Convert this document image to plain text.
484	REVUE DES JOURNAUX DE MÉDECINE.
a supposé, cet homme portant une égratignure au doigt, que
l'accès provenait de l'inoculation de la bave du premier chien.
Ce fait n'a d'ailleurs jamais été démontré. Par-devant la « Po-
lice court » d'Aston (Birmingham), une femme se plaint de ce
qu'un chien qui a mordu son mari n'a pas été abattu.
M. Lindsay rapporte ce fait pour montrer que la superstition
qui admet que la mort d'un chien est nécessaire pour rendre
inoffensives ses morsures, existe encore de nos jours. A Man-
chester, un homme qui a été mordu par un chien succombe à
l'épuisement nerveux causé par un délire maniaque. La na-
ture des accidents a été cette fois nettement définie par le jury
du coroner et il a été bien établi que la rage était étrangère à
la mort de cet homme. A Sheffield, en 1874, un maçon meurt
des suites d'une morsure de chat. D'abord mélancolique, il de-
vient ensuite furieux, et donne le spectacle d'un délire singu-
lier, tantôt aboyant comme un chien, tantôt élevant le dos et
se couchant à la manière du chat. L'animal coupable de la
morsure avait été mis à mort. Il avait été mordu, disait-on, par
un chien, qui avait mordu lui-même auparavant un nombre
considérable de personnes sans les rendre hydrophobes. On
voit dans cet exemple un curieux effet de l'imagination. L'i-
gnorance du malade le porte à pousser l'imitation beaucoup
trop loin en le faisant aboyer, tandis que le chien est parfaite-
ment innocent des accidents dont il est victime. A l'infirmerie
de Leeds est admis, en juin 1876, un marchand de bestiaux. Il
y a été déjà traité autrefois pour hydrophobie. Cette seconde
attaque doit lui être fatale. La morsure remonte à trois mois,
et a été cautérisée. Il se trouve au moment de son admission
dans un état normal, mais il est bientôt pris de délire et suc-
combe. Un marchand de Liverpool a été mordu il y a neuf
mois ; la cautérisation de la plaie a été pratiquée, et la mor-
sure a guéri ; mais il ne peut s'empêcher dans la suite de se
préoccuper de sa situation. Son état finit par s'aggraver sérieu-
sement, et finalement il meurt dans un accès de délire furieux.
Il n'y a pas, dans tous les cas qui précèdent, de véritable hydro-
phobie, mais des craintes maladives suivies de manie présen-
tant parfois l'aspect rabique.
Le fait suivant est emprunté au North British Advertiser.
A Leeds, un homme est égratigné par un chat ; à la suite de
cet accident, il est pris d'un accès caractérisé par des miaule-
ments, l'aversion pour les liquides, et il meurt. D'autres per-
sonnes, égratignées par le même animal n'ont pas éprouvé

________________________________________

Do this = Collect every line from the records above that contains the word "mort".

Exercise answer =
qui admet que la mort d'un chien est nécessaire pour rendre
la mort de cet homme. A Sheffield, en 1874, un maçon meurt
morsure avait été mis à mort. Il avait été mordu, disait-on, par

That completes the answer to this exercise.